Alıntı
SDÜ Fen Edebiyat Fakültesi Antropoloji Bölümü tarafından, Antalya'nın Alanya İlçesi Kadıini Mağarası'nda 100'ü aşkın bireye ait iskelet kalıntısı bulundu. 400 ilâ 800 metre arasındaki buluntular, günümüzden 7 -5 bin yıl öncesini gösteriyor.
“Kalkolitik (Bakır) ve Tunç Çağı'nda Anadolu insanının izini sürüyoruz''
Antropolog Dr. Öğr. Üyesi Nalan Damla Yılmaz Usta: ''İskeletler, Kalkolitik ve Tunç Çağı'nda insanların biyolojik ve morfolojik özelliklerine ışık tutabilecek verileri içeriyor. Anadolu'da özellikle Erken Tunç döneminde bu denli yoğun bir buluntu literatürde yok. Alanya tarihinde insanlık açısından bu kadar eskiye dayanan çok sayıda buluntu olmamıştı. Bu çalışmayla o dönemdeki Alanya'nın kültür tarihini aydınlatacağız.''
Anadolu'daki en yoğun buluntunun ele geçtiği ''mağara içi ölü gömme'' alanı Fen Edebiyat Fakültesi Antropoloji Bölümü, Anadolu'nun insanlık açısından yerleşim tarihini değiştirebilecek düzeyde bir keşfe imza atıyor. SDÜ, Antalya'nın Alanya İlçesi'ndeki Kadıini Mağarası'nda 100'ü aşkın bireye ait iskelet kalıntısı buldu. Buluntular yaklaşık olarak mağara güzergâhında 400 ilâ 800 metreler arasında tespit edildi. İnsan iskeletleri günümüzden 7 -5 bin yıl öncesini gösteriyor. Buluntuların bir diğer önemi de Anadolu'da ilk kez bu denli yoğunlukta ''mağara toplu mezarın'' gün ışığına çıkarılması oldu.

Alıştırmanın istedikleri
a - Kadıini Mağarası haberine göre mağarada bulunan iskelet kalıntıları kaç bireye ait?
b - Lütfen Kadıini Mağarası haberini son cümlesinden sonra devam ettirerek birkaç cümle daha yazın.

Ham veri
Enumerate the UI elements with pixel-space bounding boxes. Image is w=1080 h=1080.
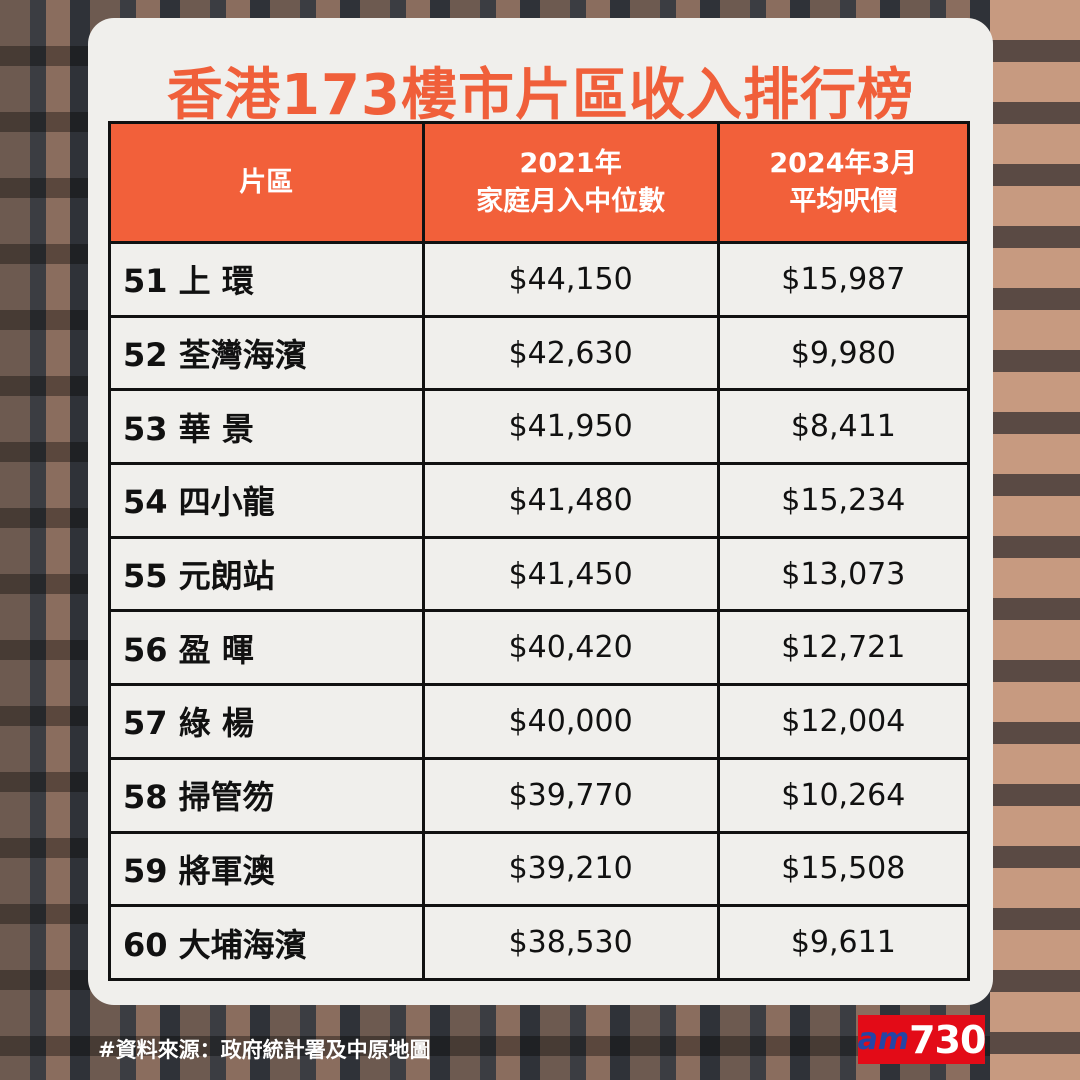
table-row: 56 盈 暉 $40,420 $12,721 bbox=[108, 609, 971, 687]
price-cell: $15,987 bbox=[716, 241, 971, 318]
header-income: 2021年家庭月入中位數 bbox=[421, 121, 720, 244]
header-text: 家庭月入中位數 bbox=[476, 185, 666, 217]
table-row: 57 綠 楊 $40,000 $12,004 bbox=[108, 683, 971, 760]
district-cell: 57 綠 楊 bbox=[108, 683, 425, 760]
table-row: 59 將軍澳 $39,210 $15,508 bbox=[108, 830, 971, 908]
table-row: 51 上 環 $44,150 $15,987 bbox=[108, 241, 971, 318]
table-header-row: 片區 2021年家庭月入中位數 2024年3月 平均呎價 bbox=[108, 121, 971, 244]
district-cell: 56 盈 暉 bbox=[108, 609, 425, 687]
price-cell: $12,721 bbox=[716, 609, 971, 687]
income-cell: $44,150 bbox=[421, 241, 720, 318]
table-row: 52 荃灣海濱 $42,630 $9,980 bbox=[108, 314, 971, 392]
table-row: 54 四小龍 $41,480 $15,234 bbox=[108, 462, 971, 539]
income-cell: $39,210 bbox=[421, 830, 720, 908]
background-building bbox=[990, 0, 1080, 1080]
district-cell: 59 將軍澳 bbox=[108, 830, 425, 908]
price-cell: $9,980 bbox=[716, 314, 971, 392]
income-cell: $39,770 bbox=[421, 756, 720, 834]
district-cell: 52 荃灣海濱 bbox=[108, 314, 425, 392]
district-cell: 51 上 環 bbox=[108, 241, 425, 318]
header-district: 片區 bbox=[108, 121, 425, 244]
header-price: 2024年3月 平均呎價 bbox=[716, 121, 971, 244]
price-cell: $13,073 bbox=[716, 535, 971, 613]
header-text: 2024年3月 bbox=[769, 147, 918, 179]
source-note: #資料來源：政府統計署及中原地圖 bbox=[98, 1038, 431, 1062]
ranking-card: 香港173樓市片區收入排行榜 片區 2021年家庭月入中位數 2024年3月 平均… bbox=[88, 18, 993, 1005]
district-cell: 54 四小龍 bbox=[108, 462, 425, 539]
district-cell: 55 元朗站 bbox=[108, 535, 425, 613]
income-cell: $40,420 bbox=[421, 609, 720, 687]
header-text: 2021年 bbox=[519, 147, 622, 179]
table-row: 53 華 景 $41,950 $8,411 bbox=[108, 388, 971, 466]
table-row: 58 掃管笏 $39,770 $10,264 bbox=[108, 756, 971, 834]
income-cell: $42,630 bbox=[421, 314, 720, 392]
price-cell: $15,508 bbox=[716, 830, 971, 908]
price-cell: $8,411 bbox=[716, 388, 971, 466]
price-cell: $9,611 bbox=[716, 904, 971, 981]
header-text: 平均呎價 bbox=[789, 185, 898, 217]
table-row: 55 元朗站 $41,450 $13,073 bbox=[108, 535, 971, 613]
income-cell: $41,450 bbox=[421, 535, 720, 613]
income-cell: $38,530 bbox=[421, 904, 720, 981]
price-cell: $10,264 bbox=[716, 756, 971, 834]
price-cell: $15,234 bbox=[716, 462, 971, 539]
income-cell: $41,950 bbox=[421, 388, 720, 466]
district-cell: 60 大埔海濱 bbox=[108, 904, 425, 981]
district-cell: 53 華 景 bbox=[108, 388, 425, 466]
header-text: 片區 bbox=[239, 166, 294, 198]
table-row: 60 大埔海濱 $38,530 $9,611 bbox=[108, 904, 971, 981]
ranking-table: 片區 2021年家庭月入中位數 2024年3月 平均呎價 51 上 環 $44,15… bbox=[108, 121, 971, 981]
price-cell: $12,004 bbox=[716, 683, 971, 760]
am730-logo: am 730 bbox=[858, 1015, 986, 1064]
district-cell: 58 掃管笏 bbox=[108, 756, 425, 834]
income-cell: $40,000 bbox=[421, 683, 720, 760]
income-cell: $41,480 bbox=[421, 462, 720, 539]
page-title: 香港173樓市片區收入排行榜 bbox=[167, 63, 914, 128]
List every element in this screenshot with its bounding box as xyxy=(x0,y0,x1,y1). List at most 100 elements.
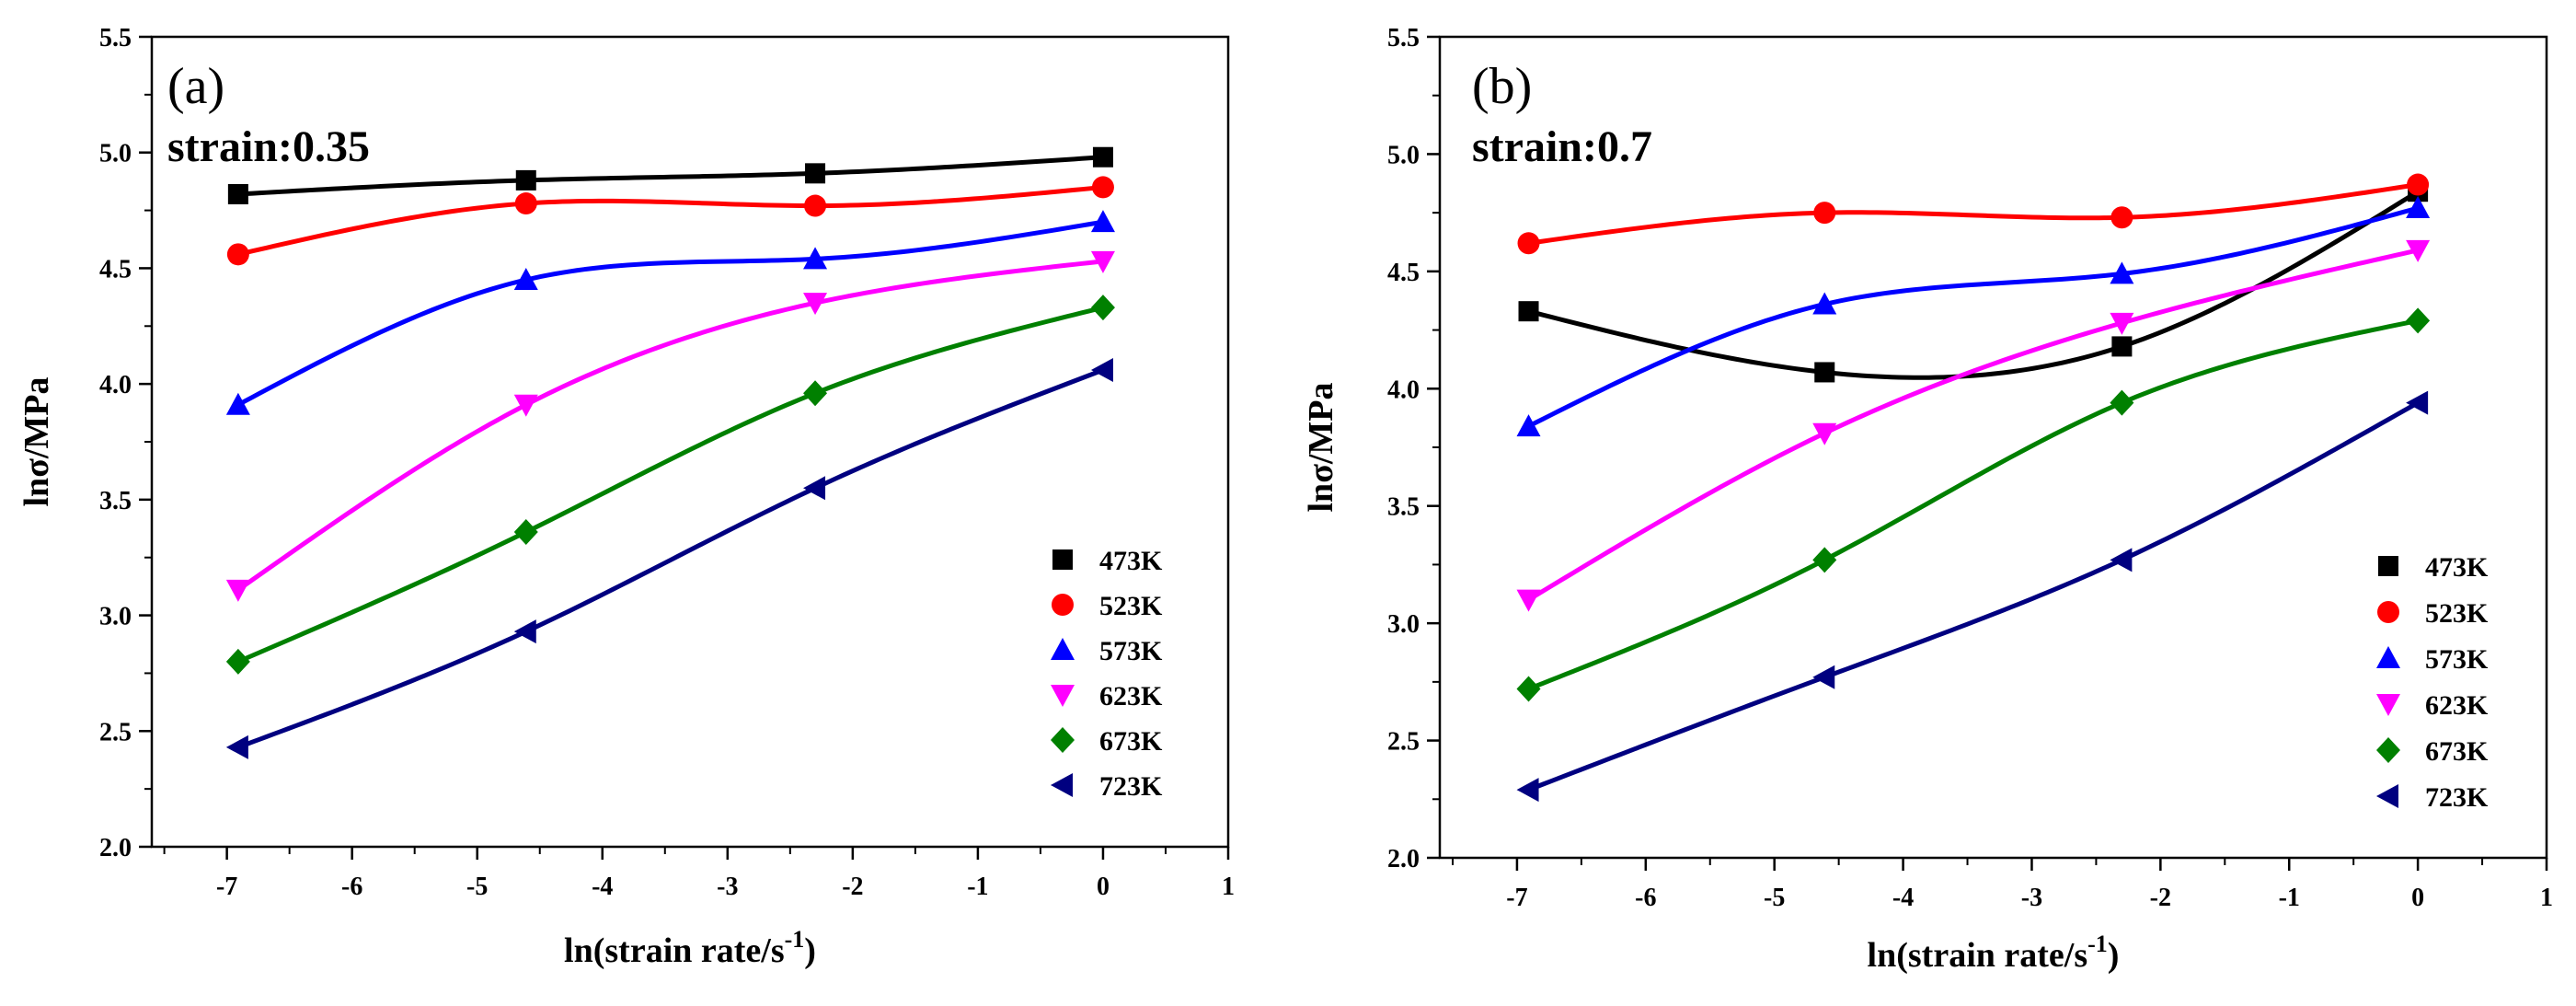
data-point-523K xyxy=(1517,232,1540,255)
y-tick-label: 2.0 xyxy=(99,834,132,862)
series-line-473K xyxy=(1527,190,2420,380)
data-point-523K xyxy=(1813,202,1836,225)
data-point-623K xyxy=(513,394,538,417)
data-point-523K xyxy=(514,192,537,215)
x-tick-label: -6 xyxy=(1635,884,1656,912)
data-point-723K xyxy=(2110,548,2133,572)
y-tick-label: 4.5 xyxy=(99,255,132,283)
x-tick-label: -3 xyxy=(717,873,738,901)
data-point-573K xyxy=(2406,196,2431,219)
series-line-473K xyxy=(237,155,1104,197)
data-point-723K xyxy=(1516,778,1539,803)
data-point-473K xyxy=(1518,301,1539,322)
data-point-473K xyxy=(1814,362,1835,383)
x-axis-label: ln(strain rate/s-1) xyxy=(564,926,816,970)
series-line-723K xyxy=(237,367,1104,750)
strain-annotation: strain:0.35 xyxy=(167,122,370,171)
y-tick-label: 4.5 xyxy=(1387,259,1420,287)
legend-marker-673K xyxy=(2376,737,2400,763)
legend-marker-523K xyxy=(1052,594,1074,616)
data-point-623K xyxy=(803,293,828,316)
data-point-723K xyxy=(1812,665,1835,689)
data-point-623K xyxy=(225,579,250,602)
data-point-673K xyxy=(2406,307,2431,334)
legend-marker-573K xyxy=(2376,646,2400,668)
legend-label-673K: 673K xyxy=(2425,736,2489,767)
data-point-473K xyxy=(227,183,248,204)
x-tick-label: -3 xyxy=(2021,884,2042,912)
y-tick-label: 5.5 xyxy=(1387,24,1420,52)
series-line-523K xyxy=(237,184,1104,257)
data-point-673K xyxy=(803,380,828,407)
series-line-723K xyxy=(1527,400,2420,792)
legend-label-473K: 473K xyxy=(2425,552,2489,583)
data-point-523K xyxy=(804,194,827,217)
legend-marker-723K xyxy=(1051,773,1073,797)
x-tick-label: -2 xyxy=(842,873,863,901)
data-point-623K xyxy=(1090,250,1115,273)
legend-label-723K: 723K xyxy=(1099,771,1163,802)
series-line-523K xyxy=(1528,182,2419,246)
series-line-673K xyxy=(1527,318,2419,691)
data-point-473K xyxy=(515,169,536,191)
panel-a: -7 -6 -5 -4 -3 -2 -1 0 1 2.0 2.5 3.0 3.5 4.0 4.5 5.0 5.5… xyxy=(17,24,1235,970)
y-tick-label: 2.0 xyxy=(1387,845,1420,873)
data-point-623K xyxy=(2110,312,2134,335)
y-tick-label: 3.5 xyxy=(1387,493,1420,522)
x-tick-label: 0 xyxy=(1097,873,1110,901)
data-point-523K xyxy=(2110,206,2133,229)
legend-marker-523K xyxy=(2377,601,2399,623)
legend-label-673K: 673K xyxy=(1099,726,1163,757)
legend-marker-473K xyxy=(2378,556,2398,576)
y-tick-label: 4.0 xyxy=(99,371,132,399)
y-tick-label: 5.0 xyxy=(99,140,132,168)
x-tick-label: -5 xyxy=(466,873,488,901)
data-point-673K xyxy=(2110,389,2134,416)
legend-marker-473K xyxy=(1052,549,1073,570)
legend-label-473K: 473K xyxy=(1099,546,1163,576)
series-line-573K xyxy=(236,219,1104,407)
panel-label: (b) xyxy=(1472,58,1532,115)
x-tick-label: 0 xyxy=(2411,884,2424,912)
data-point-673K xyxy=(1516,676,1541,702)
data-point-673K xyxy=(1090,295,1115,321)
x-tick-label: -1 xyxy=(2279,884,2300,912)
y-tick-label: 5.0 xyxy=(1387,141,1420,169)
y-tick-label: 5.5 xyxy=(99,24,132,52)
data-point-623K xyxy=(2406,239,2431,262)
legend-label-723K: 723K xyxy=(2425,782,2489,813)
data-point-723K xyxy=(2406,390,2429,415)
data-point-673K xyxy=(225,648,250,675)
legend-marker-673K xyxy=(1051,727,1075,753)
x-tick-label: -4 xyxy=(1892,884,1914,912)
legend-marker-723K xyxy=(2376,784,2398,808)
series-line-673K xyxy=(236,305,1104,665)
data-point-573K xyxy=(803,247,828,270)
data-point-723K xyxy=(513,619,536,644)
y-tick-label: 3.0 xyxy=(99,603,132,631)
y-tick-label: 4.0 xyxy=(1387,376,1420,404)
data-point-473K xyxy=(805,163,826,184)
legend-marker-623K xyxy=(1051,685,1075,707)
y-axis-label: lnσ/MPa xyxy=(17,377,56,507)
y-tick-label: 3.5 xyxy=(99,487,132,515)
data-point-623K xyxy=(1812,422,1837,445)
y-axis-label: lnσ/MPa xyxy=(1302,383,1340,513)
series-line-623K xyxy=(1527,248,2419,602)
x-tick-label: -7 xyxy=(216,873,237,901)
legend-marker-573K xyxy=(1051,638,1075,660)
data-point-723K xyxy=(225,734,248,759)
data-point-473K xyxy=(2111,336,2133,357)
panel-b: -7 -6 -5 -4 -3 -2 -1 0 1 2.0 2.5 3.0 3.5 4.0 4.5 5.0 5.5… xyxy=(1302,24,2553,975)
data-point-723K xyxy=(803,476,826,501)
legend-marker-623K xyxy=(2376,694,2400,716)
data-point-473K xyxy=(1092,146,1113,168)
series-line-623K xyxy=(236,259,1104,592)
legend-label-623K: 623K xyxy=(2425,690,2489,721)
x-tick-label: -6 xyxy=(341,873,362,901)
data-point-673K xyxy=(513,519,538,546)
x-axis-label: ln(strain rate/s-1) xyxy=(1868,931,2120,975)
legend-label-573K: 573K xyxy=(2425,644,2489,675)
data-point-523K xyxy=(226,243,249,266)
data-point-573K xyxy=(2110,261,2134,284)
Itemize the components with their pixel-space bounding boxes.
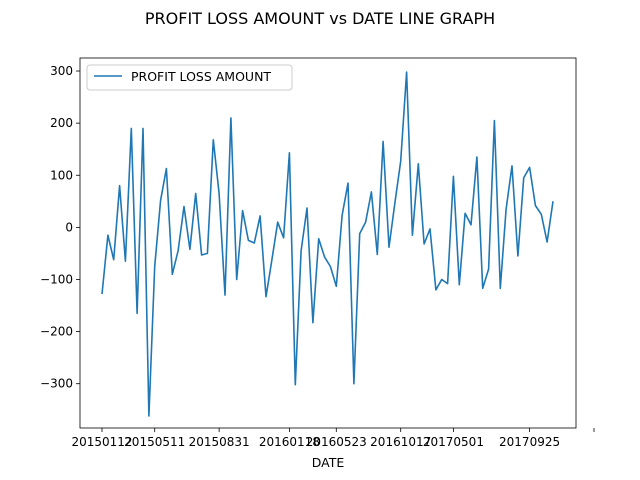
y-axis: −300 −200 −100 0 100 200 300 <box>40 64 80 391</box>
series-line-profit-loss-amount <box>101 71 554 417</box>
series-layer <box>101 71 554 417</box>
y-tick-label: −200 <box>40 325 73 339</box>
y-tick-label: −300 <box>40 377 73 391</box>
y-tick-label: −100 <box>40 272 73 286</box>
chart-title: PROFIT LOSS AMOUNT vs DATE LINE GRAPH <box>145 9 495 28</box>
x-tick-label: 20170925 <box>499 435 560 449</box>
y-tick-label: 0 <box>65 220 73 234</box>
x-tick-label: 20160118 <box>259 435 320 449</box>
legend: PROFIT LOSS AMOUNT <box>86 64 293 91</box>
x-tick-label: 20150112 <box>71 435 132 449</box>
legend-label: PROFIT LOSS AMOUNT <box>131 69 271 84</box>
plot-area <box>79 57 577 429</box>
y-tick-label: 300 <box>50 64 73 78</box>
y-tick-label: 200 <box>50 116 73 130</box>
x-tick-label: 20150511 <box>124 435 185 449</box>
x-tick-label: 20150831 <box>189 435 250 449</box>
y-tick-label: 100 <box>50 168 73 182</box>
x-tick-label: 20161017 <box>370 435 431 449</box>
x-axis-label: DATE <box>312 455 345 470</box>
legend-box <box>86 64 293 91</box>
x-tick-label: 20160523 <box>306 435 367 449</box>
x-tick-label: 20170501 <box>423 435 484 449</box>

Alıştırma yanıtları
a - 100'ü aşkın bireye ait.

b -
Alanya'da Kalkolitik ve Tunç çağlarında insan yerleşimine ilişkin bu denli çok buluntu yok
Fen Edebiyat Fakültesi Antropoloji Bölümü Sosyal Antropoloji Anabilim Dalı Dr. Öğretim Üyesi Nalan Damla Yılmaz Usta, Ekim 2017'de Kültür ve Turizm Bakanlığından alınan izinle Alanya Arkeoloji Müzesi başkanlığındaki bir ekiple başlayan bilimsel çalışmalarla Anadolu'nun insanlık tarihine ışık tutacak yeni verilere ulaştıklarını söyledi.
Keşfin, Ekim 2017'de Akdeniz Üniversitesi Mağara Araştırma Topluluğu (AKÜMAK) ve Anadolu Speleoloji Grubu Derneği (ASPEG) üyelerinin faaliyetleri sırasında tesadüfen gerçekleştiğini anlatan Dr. Öğr. Üyesi Usta, şöyle dedi: “Mağaracılık ekibinden birkaç arkadaş Antropoloji Bölümü olarak bize ulaştılar. Sosyal Antropoloji Anabilim Dalı Başkanlığından Dr. Öğr. Üyesi Hilal Yakup İpekoğlu ile birlikte anılan bölgeye gittik. Daha sonra Kültür Turizm Bakanlığı izni ile Alanya Müze Müdürlüğü başkanlığında çalışmalara başladık. Alanya Müzesi Müdürü Seher Türkmen Başkanlığı'nda Kadıini Mağarası'nda kurtarma çalışmaları gerçekleştirdik.”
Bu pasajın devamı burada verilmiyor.